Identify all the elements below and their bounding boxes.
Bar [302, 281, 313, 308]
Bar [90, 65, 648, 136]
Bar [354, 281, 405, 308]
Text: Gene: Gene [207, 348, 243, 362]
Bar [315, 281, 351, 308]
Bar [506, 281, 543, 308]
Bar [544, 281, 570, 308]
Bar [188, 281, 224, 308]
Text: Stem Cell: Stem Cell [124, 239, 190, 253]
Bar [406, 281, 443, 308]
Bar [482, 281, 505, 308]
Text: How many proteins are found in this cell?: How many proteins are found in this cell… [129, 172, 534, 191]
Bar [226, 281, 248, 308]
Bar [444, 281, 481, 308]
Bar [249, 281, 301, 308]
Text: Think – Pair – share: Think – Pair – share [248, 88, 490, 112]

--

### Problem description
Please transcribe all of the entries precisely.

### The completed task
Identify all the elements below and their bounding boxes.
Bar [302, 281, 313, 308]
Bar [90, 65, 648, 136]
Bar [354, 281, 405, 308]
Text: Gene: Gene [207, 348, 243, 362]
Bar [315, 281, 351, 308]
Bar [506, 281, 543, 308]
Bar [544, 281, 570, 308]
Bar [188, 281, 224, 308]
Text: Stem Cell: Stem Cell [124, 239, 190, 253]
Bar [406, 281, 443, 308]
Bar [482, 281, 505, 308]
Text: How many proteins are found in this cell?: How many proteins are found in this cell… [129, 172, 534, 191]
Bar [226, 281, 248, 308]
Bar [444, 281, 481, 308]
Bar [249, 281, 301, 308]
Text: Think – Pair – share: Think – Pair – share [248, 88, 490, 112]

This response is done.